• [Layout annotation records]
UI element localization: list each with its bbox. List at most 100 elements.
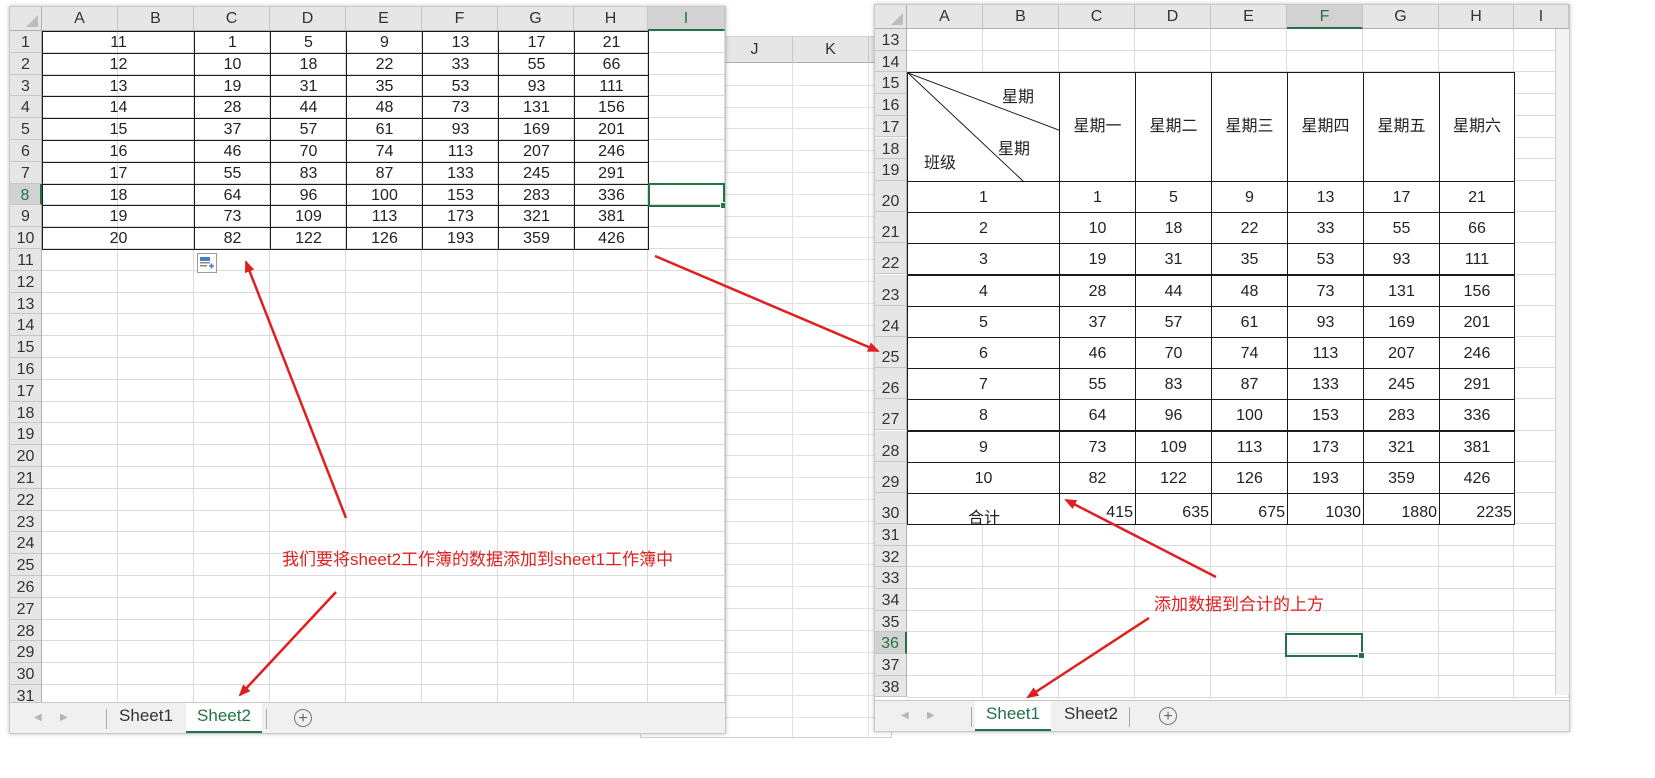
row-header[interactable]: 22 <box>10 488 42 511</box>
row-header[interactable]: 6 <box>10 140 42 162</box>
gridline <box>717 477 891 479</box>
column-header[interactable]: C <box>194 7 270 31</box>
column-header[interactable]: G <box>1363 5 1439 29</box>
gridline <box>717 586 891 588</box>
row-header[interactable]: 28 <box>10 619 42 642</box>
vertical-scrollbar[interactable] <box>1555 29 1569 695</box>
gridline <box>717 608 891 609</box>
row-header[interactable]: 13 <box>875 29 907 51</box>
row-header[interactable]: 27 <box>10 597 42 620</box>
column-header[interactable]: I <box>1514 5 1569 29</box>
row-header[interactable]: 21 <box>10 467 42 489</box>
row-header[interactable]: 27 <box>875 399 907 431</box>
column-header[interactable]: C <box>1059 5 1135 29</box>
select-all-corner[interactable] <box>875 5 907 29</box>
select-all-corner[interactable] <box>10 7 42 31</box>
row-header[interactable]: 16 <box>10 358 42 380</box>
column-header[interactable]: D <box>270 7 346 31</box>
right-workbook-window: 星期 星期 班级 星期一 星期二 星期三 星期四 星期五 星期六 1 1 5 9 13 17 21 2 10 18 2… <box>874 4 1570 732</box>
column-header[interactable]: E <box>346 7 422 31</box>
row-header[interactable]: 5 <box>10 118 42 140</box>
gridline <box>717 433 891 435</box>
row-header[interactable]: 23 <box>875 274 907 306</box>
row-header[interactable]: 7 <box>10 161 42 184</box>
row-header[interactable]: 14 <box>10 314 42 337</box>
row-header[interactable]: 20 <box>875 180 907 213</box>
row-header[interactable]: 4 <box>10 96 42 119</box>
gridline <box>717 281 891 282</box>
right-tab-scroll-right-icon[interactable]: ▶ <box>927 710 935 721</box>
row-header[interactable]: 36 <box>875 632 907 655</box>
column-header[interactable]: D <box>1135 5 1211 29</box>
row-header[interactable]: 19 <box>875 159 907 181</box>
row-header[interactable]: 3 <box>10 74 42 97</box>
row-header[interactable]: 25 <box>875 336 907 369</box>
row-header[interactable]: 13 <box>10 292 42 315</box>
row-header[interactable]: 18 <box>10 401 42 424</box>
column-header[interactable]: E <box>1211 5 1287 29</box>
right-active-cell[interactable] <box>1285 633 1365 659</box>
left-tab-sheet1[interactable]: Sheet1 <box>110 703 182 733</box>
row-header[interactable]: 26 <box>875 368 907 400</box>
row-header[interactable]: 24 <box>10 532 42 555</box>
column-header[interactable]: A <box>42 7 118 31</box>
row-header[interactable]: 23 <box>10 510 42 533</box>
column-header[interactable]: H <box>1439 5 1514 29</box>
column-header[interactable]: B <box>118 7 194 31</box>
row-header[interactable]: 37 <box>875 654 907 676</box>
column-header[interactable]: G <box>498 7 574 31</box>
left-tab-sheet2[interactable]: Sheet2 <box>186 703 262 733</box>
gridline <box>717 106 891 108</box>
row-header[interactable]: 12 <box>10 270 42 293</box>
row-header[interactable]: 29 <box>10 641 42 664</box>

• [INSTRUCTIONS FOR THE TASK] Rewrite the entries above with every "gridline" replaced by "grid line" and everything else left unchanged. Leave the picture out of your answer.

• [COMPLETE RESPONSE]
UI element localization: list each with its bbox. List at most 100 elements.
row-header[interactable]: 22 <box>10 488 42 511</box>
row-header[interactable]: 6 <box>10 140 42 162</box>
grid line <box>717 477 891 479</box>
column-header[interactable]: C <box>194 7 270 31</box>
column-header[interactable]: G <box>1363 5 1439 29</box>
grid line <box>717 586 891 588</box>
row-header[interactable]: 28 <box>10 619 42 642</box>
vertical-scrollbar[interactable] <box>1555 29 1569 695</box>
grid line <box>717 608 891 609</box>
row-header[interactable]: 13 <box>875 29 907 51</box>
row-header[interactable]: 27 <box>10 597 42 620</box>
column-header[interactable]: I <box>1514 5 1569 29</box>
row-header[interactable]: 21 <box>10 467 42 489</box>
row-header[interactable]: 27 <box>875 399 907 431</box>
column-header[interactable]: C <box>1059 5 1135 29</box>
select-all-corner[interactable] <box>875 5 907 29</box>
select-all-corner[interactable] <box>10 7 42 31</box>
row-header[interactable]: 16 <box>10 358 42 380</box>
column-header[interactable]: D <box>270 7 346 31</box>
right-workbook-window: 星期 星期 班级 星期一 星期二 星期三 星期四 星期五 星期六 1 1 5 9 13 17 21 2 10 18 2… <box>874 4 1570 732</box>
column-header[interactable]: E <box>346 7 422 31</box>
row-header[interactable]: 5 <box>10 118 42 140</box>
grid line <box>717 433 891 435</box>
row-header[interactable]: 23 <box>875 274 907 306</box>
row-header[interactable]: 7 <box>10 161 42 184</box>
row-header[interactable]: 14 <box>10 314 42 337</box>
row-header[interactable]: 20 <box>875 180 907 213</box>
row-header[interactable]: 4 <box>10 96 42 119</box>
grid line <box>717 281 891 282</box>
right-tab-scroll-right-icon[interactable]: ▶ <box>927 710 935 721</box>
row-header[interactable]: 36 <box>875 632 907 655</box>
column-header[interactable]: D <box>1135 5 1211 29</box>
row-header[interactable]: 19 <box>875 159 907 181</box>
row-header[interactable]: 3 <box>10 74 42 97</box>
row-header[interactable]: 25 <box>875 336 907 369</box>
row-header[interactable]: 13 <box>10 292 42 315</box>
row-header[interactable]: 18 <box>10 401 42 424</box>
column-header[interactable]: E <box>1211 5 1287 29</box>
right-active-cell[interactable] <box>1285 633 1365 659</box>
left-tab-sheet1[interactable]: Sheet1 <box>110 703 182 733</box>
row-header[interactable]: 26 <box>875 368 907 400</box>
row-header[interactable]: 24 <box>10 532 42 555</box>
column-header[interactable]: A <box>42 7 118 31</box>
row-header[interactable]: 23 <box>10 510 42 533</box>
column-header[interactable]: H <box>1439 5 1514 29</box>
column-header[interactable]: B <box>118 7 194 31</box>
row-header[interactable]: 37 <box>875 654 907 676</box>
column-header[interactable]: G <box>498 7 574 31</box>
left-tab-sheet2[interactable]: Sheet2 <box>186 703 262 733</box>
grid line <box>717 106 891 108</box>
row-header[interactable]: 12 <box>10 270 42 293</box>
row-header[interactable]: 29 <box>10 641 42 664</box>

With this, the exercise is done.